◆ Text excerpt ◆
The Totally-Doable Way I Scored My Designer Wedding Dress For Free

Growing up, I was never one of those girls who salivated over weddings, frilly ball gowns, and the idea of throwing a huge party in which I’d have to forcibly mingle with my parents’ old co-workers who I hadn’t seen in years. The only superficial aspect of weddings that I was even sort of enamored by was looking at engagement rings. They’re beautiful, timeless, sentimental, and an investment that retains its value over time — unlike expensive gowns and fancy bouquets. That’s not to say that I was repulsed by weddings, though. I frequently watched Say Yes To The Dress marathons with my roommates in college, and boy did I have opinions of my own. (Pnina Tornai, you are doing too much.)

When I got engaged myself, I shuddered at the thought of spending so much money on a party. I’m not a cheapskate by any means; I frequently splurge on designer handbags and spontaneous travel. But something about weddings still irked me. Perhaps it was the expectation that you put your guests’ preferences ahead of your own. Perhaps it was the offensively inflated prices for catering, DJs, and photographers as soon as the word “wedding” leaves your lips. Perhaps it was apprehension that my love of luxury would overtake the rational part of me that knows that being needlessly frivolous isn’t pragmatic. Perhaps (and most likely) it was all of these things and then some. I looked at sample wedding budgets, talked with my partner about what kind of wedding we had in mind, and buckled down to throw a great wedding without spending way too much money.

After booking our venue, settling on the menu, and deciding on a videographer and photographer, it was time to pick out The Dress. Admittedly, I originally went dress shopping just to please my aunt and grandmother who were in town for my brother’s graduation and wanted to be involved. Going into it, I had no interest in leaving the boutique with a gown; I was simply going to create some fun memories with family.

◆ Dataset excerpt ◆

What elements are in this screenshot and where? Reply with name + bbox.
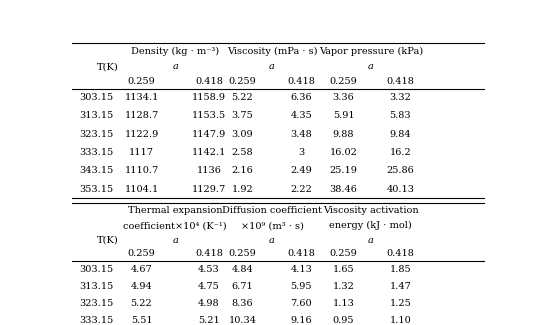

◆ Given task ◆
Reproduce word for word the passage of the wedding dress essay that begins at the words "Growing up, I" and stops after "doing too much.)".

◆ Answer to this problem ◆
Growing up, I was never one of those girls who salivated over weddings, frilly ball gowns, and the idea of throwing a huge party in which I’d have to forcibly mingle with my parents’ old co-workers who I hadn’t seen in years. The only superficial aspect of weddings that I was even sort of enamored by was looking at engagement rings. They’re beautiful, timeless, sentimental, and an investment that retains its value over time — unlike expensive gowns and fancy bouquets. That’s not to say that I was repulsed by weddings, though. I frequently watched Say Yes To The Dress marathons with my roommates in college, and boy did I have opinions of my own. (Pnina Tornai, you are doing too much.)